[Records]
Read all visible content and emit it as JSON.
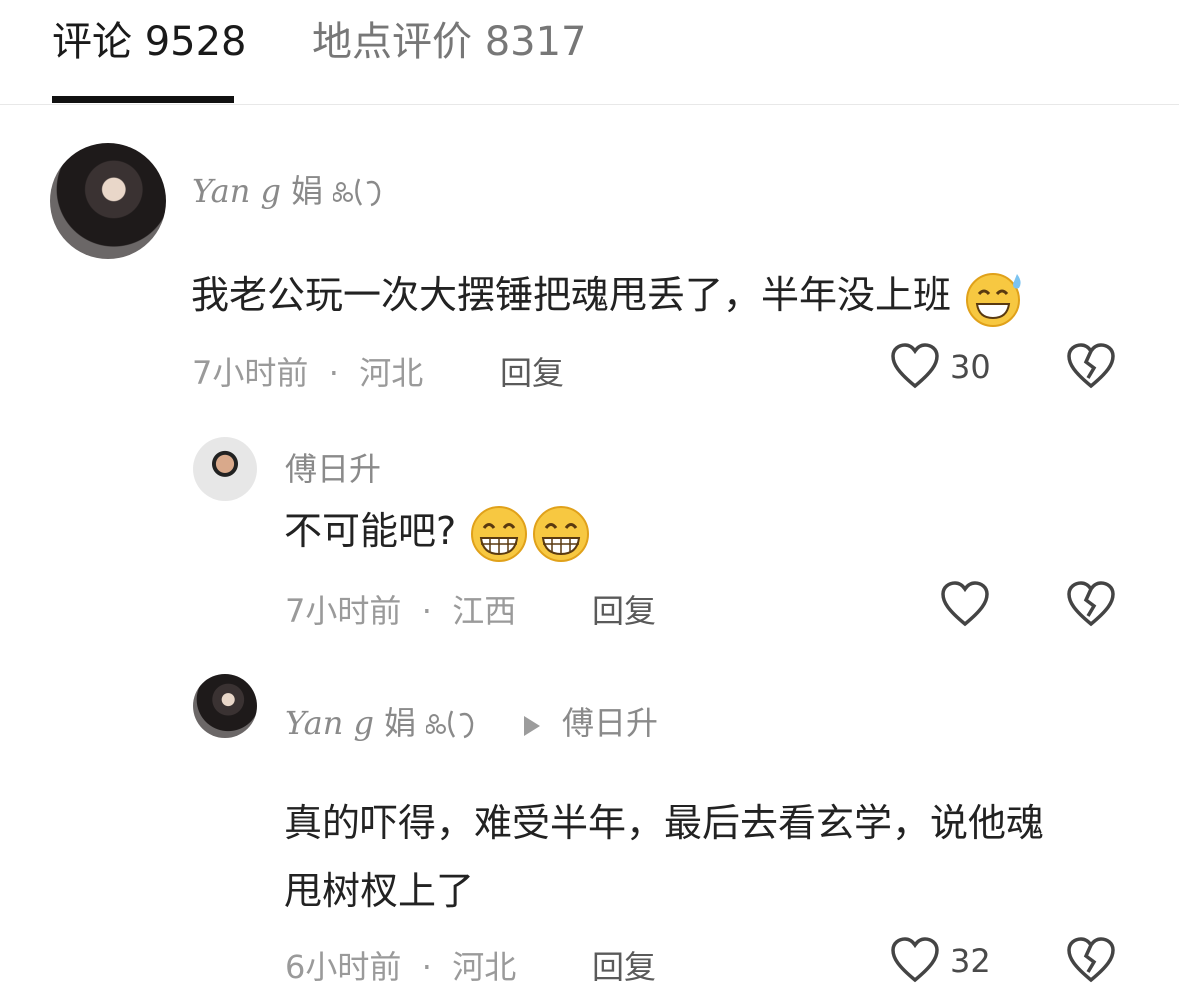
{
  "tabs": [
    {
      "label": "评论 9528",
      "active": true
    },
    {
      "label": "地点评价 8317",
      "active": false
    }
  ],
  "comment1": {
    "user": {
      "script": "Yan g",
      "name": "娟"
    },
    "text": "我老公玩一次大摆锤把魂甩丢了，半年没上班",
    "emoji": "sweat-grin-emoji",
    "time": "7小时前",
    "sep": "·",
    "location": "河北",
    "reply_label": "回复",
    "likes": "30"
  },
  "reply1": {
    "user": {
      "name": "傅日升"
    },
    "text": "不可能吧?",
    "emoji": "grin-emoji",
    "time": "7小时前",
    "sep": "·",
    "location": "江西",
    "reply_label": "回复"
  },
  "reply2": {
    "user": {
      "script": "Yan g",
      "name": "娟"
    },
    "reply_to": "傅日升",
    "text_line1": "真的吓得，难受半年，最后去看玄学，说他魂",
    "text_line2": "甩树杈上了",
    "time": "6小时前",
    "sep": "·",
    "location": "河北",
    "reply_label": "回复",
    "likes": "32"
  }
}
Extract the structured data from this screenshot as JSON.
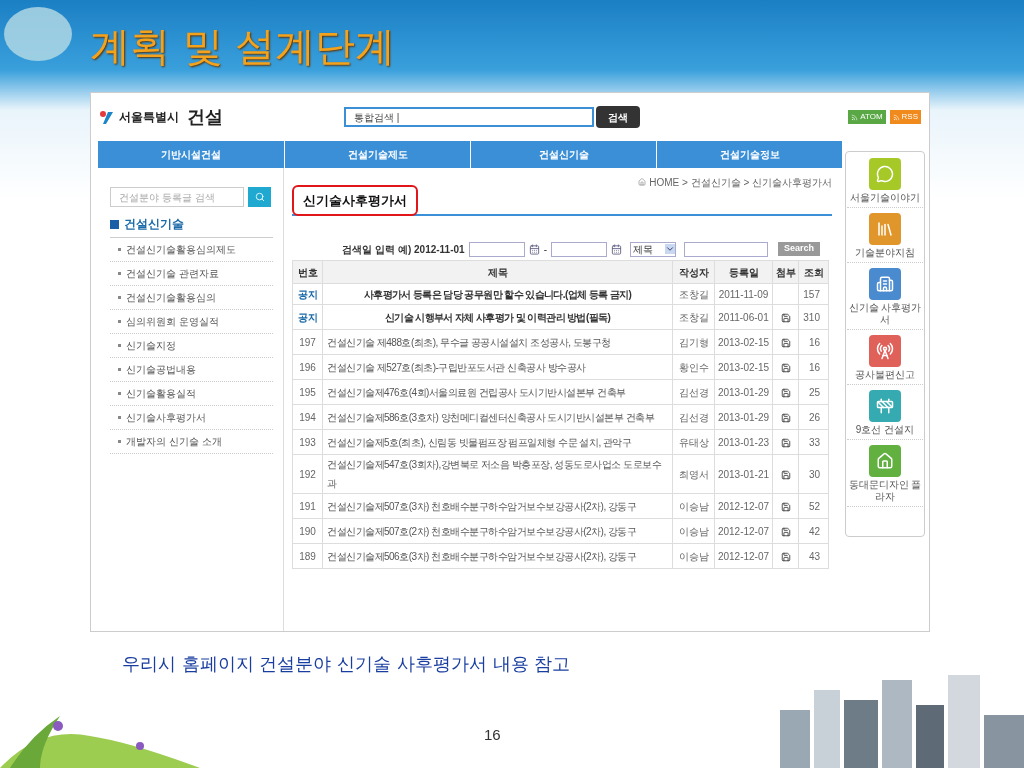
{
  "slide": {
    "title": "계획 및 설계단계",
    "caption": "우리시 홈페이지 건설분야 신기술 사후평가서 내용 참고",
    "page_number": "16"
  },
  "site": {
    "logo": "서울특별시",
    "logo_bold": "건설",
    "search_value": "통합검색 |",
    "search_button": "검색",
    "feeds": [
      {
        "label": "ATOM",
        "color": "#5aa845"
      },
      {
        "label": "RSS",
        "color": "#f08a1c"
      }
    ]
  },
  "nav": [
    "기반시설건설",
    "건설기술제도",
    "건설신기술",
    "건설기술정보"
  ],
  "sidebar": {
    "search_placeholder": "건설분야 등록글 검색",
    "heading": "건설신기술",
    "items": [
      "건설신기술활용심의제도",
      "건설신기술 관련자료",
      "건설신기술활용심의",
      "심의위원회 운영실적",
      "신기술지정",
      "신기술공법내용",
      "신기술활용실적",
      "신기술사후평가서",
      "개발자의 신기술 소개"
    ]
  },
  "breadcrumb": "HOME > 건설신기술 > 신기술사후평가서",
  "page_title": "신기술사후평가서",
  "filter": {
    "label": "검색일 입력 예) 2012-11-01",
    "dash": "-",
    "select": "제목",
    "button": "Search"
  },
  "table": {
    "columns": [
      "번호",
      "제목",
      "작성자",
      "등록일",
      "첨부",
      "조회"
    ],
    "rows": [
      {
        "kind": "notice",
        "number": "공지",
        "title": "사후평가서 등록은 담당 공무원만 할수 있습니다.(업체 등록 금지)",
        "author": "조창길",
        "date": "2011-11-09",
        "attachment": false,
        "views": "157"
      },
      {
        "kind": "notice",
        "number": "공지",
        "title": "신기술 시행부서 자체 사후평가 및 이력관리 방법(필독)",
        "author": "조창길",
        "date": "2011-06-01",
        "attachment": true,
        "views": "310"
      },
      {
        "kind": "post",
        "number": "197",
        "title": "건설신기술 제488호(최초), 무수글 공공시설설치 조성공사, 도봉구청",
        "author": "김기형",
        "date": "2013-02-15",
        "attachment": true,
        "views": "16"
      },
      {
        "kind": "post",
        "number": "196",
        "title": "건설신기술 제527호(최초)-구립반포도서관 신축공사 방수공사",
        "author": "황인수",
        "date": "2013-02-15",
        "attachment": true,
        "views": "16"
      },
      {
        "kind": "post",
        "number": "195",
        "title": "건설신기술제476호(4회)서울의료원 건립공사 도시기반시설본부 건축부",
        "author": "김선경",
        "date": "2013-01-29",
        "attachment": true,
        "views": "25"
      },
      {
        "kind": "post",
        "number": "194",
        "title": "건설신기술제586호(3호차) 양천메디컬센터신축공사 도시기반시설본부 건축부",
        "author": "김선경",
        "date": "2013-01-29",
        "attachment": true,
        "views": "26"
      },
      {
        "kind": "post",
        "number": "193",
        "title": "건설신기술제5호(최초), 신림동 빗물펌프장 펌프일체형 수문 설치, 관악구",
        "author": "유태상",
        "date": "2013-01-23",
        "attachment": true,
        "views": "33"
      },
      {
        "kind": "post",
        "number": "192",
        "title": "건설신기술제547호(3회차),강변북로 저소음 박층포장, 성동도로사업소 도로보수과",
        "author": "최영서",
        "date": "2013-01-21",
        "attachment": true,
        "views": "30"
      },
      {
        "kind": "post",
        "number": "191",
        "title": "건설신기술제507호(3차) 천호배수분구하수암거보수보강공사(2차), 강동구",
        "author": "이승남",
        "date": "2012-12-07",
        "attachment": true,
        "views": "52"
      },
      {
        "kind": "post",
        "number": "190",
        "title": "건설신기술제507호(2차) 천호배수분구하수암거보수보강공사(2차), 강동구",
        "author": "이승남",
        "date": "2012-12-07",
        "attachment": true,
        "views": "42"
      },
      {
        "kind": "post",
        "number": "189",
        "title": "건설신기술제506호(3차) 천호배수분구하수암거보수보강공사(2차), 강동구",
        "author": "이승남",
        "date": "2012-12-07",
        "attachment": true,
        "views": "43"
      }
    ]
  },
  "quick_menu": [
    {
      "label": "서울기술이야기",
      "color": "#a6c928"
    },
    {
      "label": "기술분야지침",
      "color": "#e0962a"
    },
    {
      "label": "신기술 사후평가서",
      "color": "#4a8bd0"
    },
    {
      "label": "공사불편신고",
      "color": "#e0605a"
    },
    {
      "label": "9호선 건설지",
      "color": "#35aab0"
    },
    {
      "label": "동대문디자인 플라자",
      "color": "#62b040"
    }
  ]
}
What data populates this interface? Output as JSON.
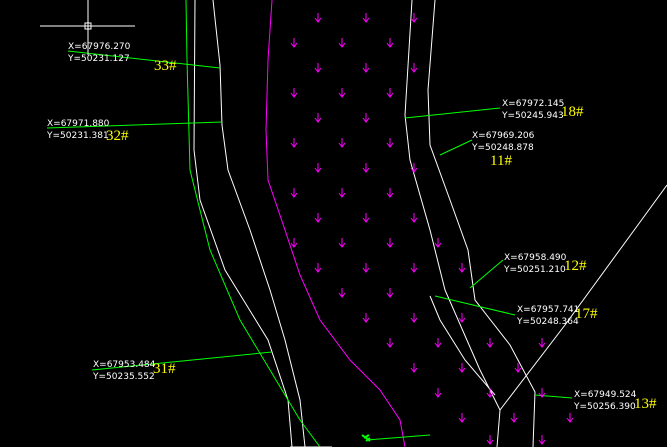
{
  "colors": {
    "background": "#000000",
    "line_white": "#ffffff",
    "line_green": "#00ff00",
    "line_magenta": "#ff00ff",
    "label_yellow": "#ffff00",
    "text_white": "#ffffff"
  },
  "survey_points": [
    {
      "id": "33#",
      "x": "X=67976.270",
      "y": "Y=50231.127"
    },
    {
      "id": "32#",
      "x": "X=67971.880",
      "y": "Y=50231.381"
    },
    {
      "id": "18#",
      "x": "X=67972.145",
      "y": "Y=50245.943"
    },
    {
      "id": "11#",
      "x": "X=67969.206",
      "y": "Y=50248.878"
    },
    {
      "id": "12#",
      "x": "X=67958.490",
      "y": "Y=50251.210"
    },
    {
      "id": "17#",
      "x": "X=67957.741",
      "y": "Y=50248.364"
    },
    {
      "id": "31#",
      "x": "X=67953.484",
      "y": "Y=50235.552"
    },
    {
      "id": "13#",
      "x": "X=67949.524",
      "y": "Y=50256.390"
    }
  ],
  "icons": {
    "cursor": "crosshair-cursor-icon",
    "vegetation": "vegetation-symbol-icon",
    "marker": "green-marker-icon"
  }
}
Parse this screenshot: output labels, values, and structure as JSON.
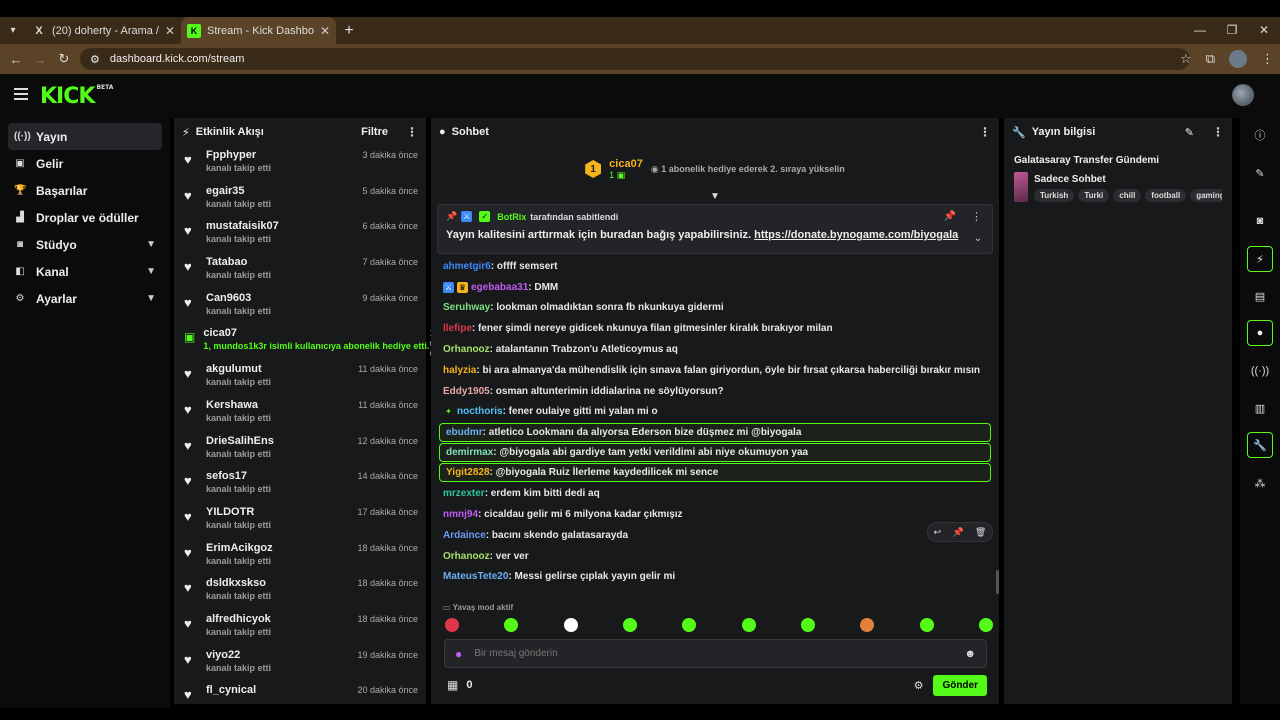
{
  "browser": {
    "tabs": [
      {
        "title": "(20) doherty - Arama / X",
        "icon": "X"
      },
      {
        "title": "Stream - Kick Dashboard",
        "icon": "K"
      }
    ],
    "url": "dashboard.kick.com/stream"
  },
  "header": {
    "logo": "KICK",
    "logo_badge": "BETA"
  },
  "nav": {
    "items": [
      {
        "label": "Yayın",
        "icon": "((·))"
      },
      {
        "label": "Gelir",
        "icon": "▣"
      },
      {
        "label": "Başarılar",
        "icon": "🏆"
      },
      {
        "label": "Droplar ve ödüller",
        "icon": "▟"
      },
      {
        "label": "Stüdyo",
        "icon": "◙"
      },
      {
        "label": "Kanal",
        "icon": "◧"
      },
      {
        "label": "Ayarlar",
        "icon": "⚙"
      }
    ]
  },
  "events": {
    "title": "Etkinlik Akışı",
    "filter_label": "Filtre",
    "items": [
      {
        "name": "Fpphyper",
        "sub": "kanalı takip etti",
        "time": "3 dakika önce"
      },
      {
        "name": "egair35",
        "sub": "kanalı takip etti",
        "time": "5 dakika önce"
      },
      {
        "name": "mustafaisik07",
        "sub": "kanalı takip etti",
        "time": "6 dakika önce"
      },
      {
        "name": "Tatabao",
        "sub": "kanalı takip etti",
        "time": "7 dakika önce"
      },
      {
        "name": "Can9603",
        "sub": "kanalı takip etti",
        "time": "9 dakika önce"
      },
      {
        "name": "cica07",
        "sub": "1, mundos1k3r isimli kullanıcıya abonelik hediye etti.",
        "time": "10 dakika önce"
      },
      {
        "name": "akgulumut",
        "sub": "kanalı takip etti",
        "time": "11 dakika önce"
      },
      {
        "name": "Kershawa",
        "sub": "kanalı takip etti",
        "time": "11 dakika önce"
      },
      {
        "name": "DrieSalihEns",
        "sub": "kanalı takip etti",
        "time": "12 dakika önce"
      },
      {
        "name": "sefos17",
        "sub": "kanalı takip etti",
        "time": "14 dakika önce"
      },
      {
        "name": "YILDOTR",
        "sub": "kanalı takip etti",
        "time": "17 dakika önce"
      },
      {
        "name": "ErimAcikgoz",
        "sub": "kanalı takip etti",
        "time": "18 dakika önce"
      },
      {
        "name": "dsldkxskso",
        "sub": "kanalı takip etti",
        "time": "18 dakika önce"
      },
      {
        "name": "alfredhicyok",
        "sub": "kanalı takip etti",
        "time": "18 dakika önce"
      },
      {
        "name": "viyo22",
        "sub": "kanalı takip etti",
        "time": "19 dakika önce"
      },
      {
        "name": "fl_cynical",
        "sub": "",
        "time": "20 dakika önce"
      }
    ]
  },
  "chat": {
    "title": "Sohbet",
    "sub_notice": {
      "badge": "1",
      "name": "cica07",
      "count": "1",
      "text": "1 abonelik hediye ederek 2. sıraya yükselin"
    },
    "pinned": {
      "by": "BotRix",
      "by_suffix": "tarafından sabitlendi",
      "message": "Yayın kalitesini arttırmak için buradan bağış yapabilirsiniz.",
      "link": "https://donate.bynogame.com/biyogala"
    },
    "messages": [
      {
        "user": "ahmetgir6",
        "text": ": offff semsert",
        "color": "#3d8af7"
      },
      {
        "user": "egebabaa31",
        "text": ": DMM",
        "color": "#c15cf0"
      },
      {
        "user": "Seruhway",
        "text": ": lookman olmadıktan sonra fb nkunkuya gidermi",
        "color": "#7ee07e"
      },
      {
        "user": "llefipe",
        "text": ": fener şimdi nereye gidicek nkunuya filan gitmesinler kiralık bırakıyor milan",
        "color": "#e0364a"
      },
      {
        "user": "Orhanooz",
        "text": ": atalantanın Trabzon'u Atleticoymus aq",
        "color": "#a8e06e"
      },
      {
        "user": "halyzia",
        "text": ": bi ara almanya'da mühendislik için sınava falan giriyordun, öyle bir fırsat çıkarsa haberciliği bırakır mısın",
        "color": "#f5b31c"
      },
      {
        "user": "Eddy1905",
        "text": ": osman altunterimin iddialarina ne söylüyorsun?",
        "color": "#e8a8a8"
      },
      {
        "user": "nocthoris",
        "text": ": fener oulaiye gitti mi yalan mi o",
        "color": "#4fc3f7"
      },
      {
        "user": "ebudmr",
        "text": ": atletico Lookmanı da alıyorsa Ederson bize düşmez mi @biyogala",
        "color": "#6ab0f3",
        "hl": true
      },
      {
        "user": "demirmax",
        "text": ": @biyogala abi gardiye tam yetki verildimi abi niye okumuyon yaa",
        "color": "#7ee0b8",
        "hl": true
      },
      {
        "user": "Yigit2828",
        "text": ": @biyogala Ruiz İlerleme kaydedilicek mi sence",
        "color": "#f5b31c",
        "hl": true
      },
      {
        "user": "mrzexter",
        "text": ": erdem kim bitti dedi aq",
        "color": "#2ec4a0"
      },
      {
        "user": "nmnj94",
        "text": ": cicaldau gelir mi 6 milyona kadar çıkmışız",
        "color": "#c15cf0"
      },
      {
        "user": "Ardaince",
        "text": ": bacını skendo galatasarayda",
        "color": "#6a9cf7"
      },
      {
        "user": "Orhanooz",
        "text": ": ver ver",
        "color": "#a8e06e"
      },
      {
        "user": "MateusTete20",
        "text": ": Messi gelirse çıplak yayın gelir mi",
        "color": "#6ab0f3"
      }
    ],
    "slow_mode": "Yavaş mod aktif",
    "input_placeholder": "Bir mesaj gönderin",
    "points": "0",
    "send_label": "Gönder",
    "emote_colors": [
      "#e0364a",
      "#53fc18",
      "#ffffff",
      "#53fc18",
      "#53fc18",
      "#53fc18",
      "#53fc18",
      "#e0803a",
      "#53fc18",
      "#53fc18"
    ]
  },
  "info": {
    "title": "Yayın bilgisi",
    "stream_title": "Galatasaray Transfer Gündemi",
    "category": "Sadece Sohbet",
    "tags": [
      "Turkish",
      "Turki",
      "chill",
      "football",
      "gaming"
    ]
  },
  "colors": {
    "accent": "#53fc18"
  }
}
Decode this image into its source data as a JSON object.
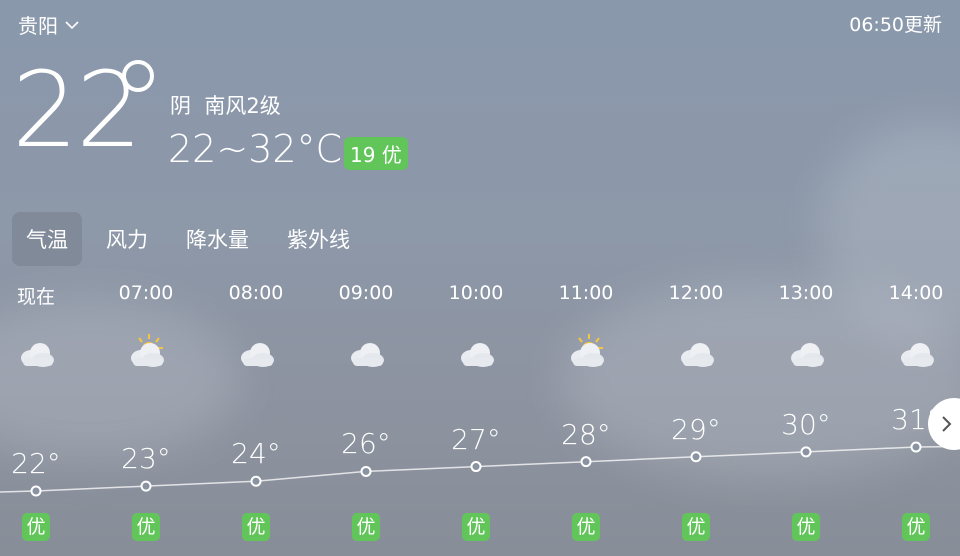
{
  "header": {
    "city": "贵阳",
    "update_text": "06:50更新"
  },
  "current": {
    "temp": "22",
    "condition": "阴",
    "wind": "南风2级",
    "range": "22~32°C",
    "aqi": "19 优"
  },
  "tabs": [
    {
      "label": "气温",
      "active": true
    },
    {
      "label": "风力",
      "active": false
    },
    {
      "label": "降水量",
      "active": false
    },
    {
      "label": "紫外线",
      "active": false
    }
  ],
  "hourly": [
    {
      "time": "现在",
      "icon": "cloudy",
      "temp": 22,
      "temp_label": "22°",
      "aqi": "优"
    },
    {
      "time": "07:00",
      "icon": "sun-cloud",
      "temp": 23,
      "temp_label": "23°",
      "aqi": "优"
    },
    {
      "time": "08:00",
      "icon": "cloudy",
      "temp": 24,
      "temp_label": "24°",
      "aqi": "优"
    },
    {
      "time": "09:00",
      "icon": "cloudy",
      "temp": 26,
      "temp_label": "26°",
      "aqi": "优"
    },
    {
      "time": "10:00",
      "icon": "cloudy",
      "temp": 27,
      "temp_label": "27°",
      "aqi": "优"
    },
    {
      "time": "11:00",
      "icon": "sun-cloud",
      "temp": 28,
      "temp_label": "28°",
      "aqi": "优"
    },
    {
      "time": "12:00",
      "icon": "cloudy",
      "temp": 29,
      "temp_label": "29°",
      "aqi": "优"
    },
    {
      "time": "13:00",
      "icon": "cloudy",
      "temp": 30,
      "temp_label": "30°",
      "aqi": "优"
    },
    {
      "time": "14:00",
      "icon": "cloudy",
      "temp": 31,
      "temp_label": "31°",
      "aqi": "优"
    }
  ],
  "colors": {
    "aqi_good": "#62c55a",
    "background": "#8a98ac",
    "sun": "#f6c443"
  },
  "icons": {
    "city_dropdown": "chevron-down-icon",
    "next": "chevron-right-icon"
  }
}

**Task:**
What is the number of lines in the data above that include the word "grin"? Answer with that number only.

**Full output:**
2